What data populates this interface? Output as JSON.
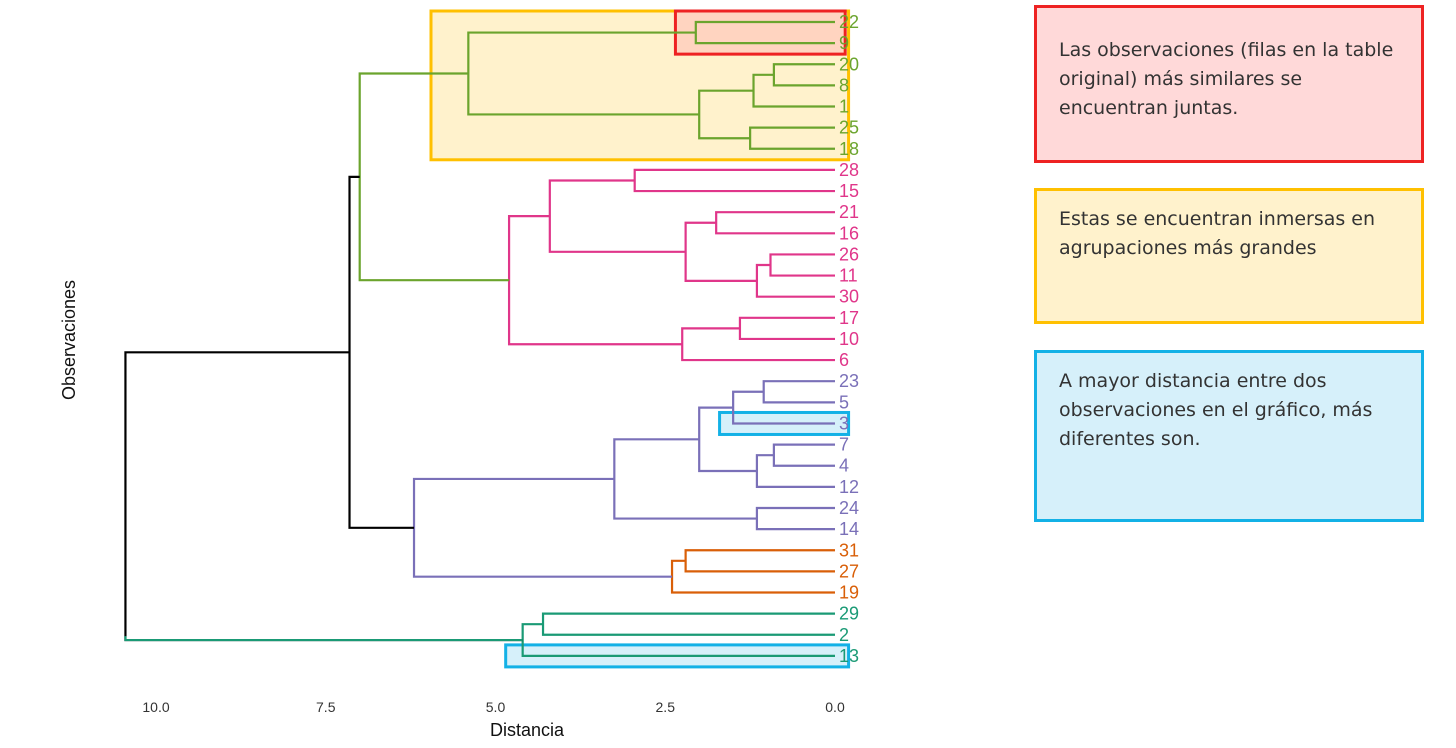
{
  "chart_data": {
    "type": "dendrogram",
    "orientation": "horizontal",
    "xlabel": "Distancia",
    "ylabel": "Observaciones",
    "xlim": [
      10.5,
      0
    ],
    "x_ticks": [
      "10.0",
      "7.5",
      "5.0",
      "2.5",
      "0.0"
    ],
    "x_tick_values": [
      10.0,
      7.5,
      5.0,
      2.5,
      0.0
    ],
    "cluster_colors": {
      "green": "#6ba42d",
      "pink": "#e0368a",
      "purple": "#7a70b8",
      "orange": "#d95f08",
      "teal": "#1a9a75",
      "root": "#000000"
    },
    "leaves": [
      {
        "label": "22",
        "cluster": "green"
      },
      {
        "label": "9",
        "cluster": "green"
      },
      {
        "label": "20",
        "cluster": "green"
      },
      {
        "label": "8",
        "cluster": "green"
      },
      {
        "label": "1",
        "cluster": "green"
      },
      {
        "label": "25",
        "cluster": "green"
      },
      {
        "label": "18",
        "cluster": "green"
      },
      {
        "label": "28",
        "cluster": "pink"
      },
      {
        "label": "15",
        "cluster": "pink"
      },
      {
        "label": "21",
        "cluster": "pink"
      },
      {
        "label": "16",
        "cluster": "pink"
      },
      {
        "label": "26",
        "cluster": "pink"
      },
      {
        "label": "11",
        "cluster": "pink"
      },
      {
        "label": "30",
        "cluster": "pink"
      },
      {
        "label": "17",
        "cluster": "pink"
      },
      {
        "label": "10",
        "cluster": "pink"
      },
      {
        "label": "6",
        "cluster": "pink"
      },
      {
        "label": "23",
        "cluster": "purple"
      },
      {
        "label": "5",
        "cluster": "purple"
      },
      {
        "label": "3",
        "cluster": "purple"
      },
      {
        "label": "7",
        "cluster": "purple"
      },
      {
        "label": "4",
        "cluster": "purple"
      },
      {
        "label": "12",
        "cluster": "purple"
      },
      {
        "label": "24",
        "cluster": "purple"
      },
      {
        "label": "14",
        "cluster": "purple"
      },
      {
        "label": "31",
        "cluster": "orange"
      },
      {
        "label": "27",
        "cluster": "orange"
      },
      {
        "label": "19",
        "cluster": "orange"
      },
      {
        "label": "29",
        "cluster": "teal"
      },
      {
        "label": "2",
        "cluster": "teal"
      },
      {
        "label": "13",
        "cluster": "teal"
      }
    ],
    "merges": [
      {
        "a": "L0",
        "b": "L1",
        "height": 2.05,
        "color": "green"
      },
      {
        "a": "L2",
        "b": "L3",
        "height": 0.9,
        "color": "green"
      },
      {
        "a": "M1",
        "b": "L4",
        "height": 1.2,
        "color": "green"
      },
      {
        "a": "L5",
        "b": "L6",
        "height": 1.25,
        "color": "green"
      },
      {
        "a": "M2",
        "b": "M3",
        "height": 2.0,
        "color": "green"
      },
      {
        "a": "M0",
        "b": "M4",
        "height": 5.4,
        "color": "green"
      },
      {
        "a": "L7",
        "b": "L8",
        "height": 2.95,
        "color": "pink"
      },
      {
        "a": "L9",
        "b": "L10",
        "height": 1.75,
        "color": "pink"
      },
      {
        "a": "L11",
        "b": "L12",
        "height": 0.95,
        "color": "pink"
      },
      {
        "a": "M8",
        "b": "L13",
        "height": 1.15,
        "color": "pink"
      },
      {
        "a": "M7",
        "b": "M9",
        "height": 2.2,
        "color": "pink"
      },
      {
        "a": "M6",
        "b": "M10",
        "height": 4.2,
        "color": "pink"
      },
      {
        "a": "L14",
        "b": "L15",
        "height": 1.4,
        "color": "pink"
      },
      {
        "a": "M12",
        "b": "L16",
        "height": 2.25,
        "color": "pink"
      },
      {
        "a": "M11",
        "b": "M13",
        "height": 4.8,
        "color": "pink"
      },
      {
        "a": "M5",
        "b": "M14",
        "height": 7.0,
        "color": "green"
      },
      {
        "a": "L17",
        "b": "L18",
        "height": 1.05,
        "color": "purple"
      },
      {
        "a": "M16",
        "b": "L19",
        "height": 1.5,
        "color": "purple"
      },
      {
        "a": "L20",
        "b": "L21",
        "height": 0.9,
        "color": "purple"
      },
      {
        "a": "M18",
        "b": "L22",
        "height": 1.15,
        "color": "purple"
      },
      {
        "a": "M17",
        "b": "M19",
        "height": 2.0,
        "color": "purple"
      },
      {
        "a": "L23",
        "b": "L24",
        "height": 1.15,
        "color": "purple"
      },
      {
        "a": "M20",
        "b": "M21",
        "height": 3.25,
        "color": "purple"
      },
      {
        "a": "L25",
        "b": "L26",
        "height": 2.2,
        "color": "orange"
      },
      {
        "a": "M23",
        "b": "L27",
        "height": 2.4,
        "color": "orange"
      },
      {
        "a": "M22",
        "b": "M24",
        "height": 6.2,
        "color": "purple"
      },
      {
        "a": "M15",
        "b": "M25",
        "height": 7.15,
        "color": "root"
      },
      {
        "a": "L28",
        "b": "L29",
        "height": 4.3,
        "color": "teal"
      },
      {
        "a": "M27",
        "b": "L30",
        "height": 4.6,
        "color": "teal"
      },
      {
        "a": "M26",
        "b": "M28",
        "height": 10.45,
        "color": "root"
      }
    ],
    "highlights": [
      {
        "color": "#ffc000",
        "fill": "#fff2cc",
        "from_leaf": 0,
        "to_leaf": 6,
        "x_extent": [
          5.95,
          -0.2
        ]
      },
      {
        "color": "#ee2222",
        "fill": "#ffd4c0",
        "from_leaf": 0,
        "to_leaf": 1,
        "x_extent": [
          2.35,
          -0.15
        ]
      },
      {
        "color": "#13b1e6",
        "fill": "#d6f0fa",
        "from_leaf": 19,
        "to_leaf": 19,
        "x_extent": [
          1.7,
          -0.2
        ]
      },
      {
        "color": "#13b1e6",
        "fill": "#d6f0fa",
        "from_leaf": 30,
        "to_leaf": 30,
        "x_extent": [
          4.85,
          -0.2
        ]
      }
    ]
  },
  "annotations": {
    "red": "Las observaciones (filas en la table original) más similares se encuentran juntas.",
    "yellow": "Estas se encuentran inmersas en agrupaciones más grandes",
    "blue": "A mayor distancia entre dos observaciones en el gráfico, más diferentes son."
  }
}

══════════════════════════════

§ TASK TO COMPLETE:
Find every line with "encuentran" in the listing and state how many there are, nothing else.

§ ANSWER FOR THE TASK:
2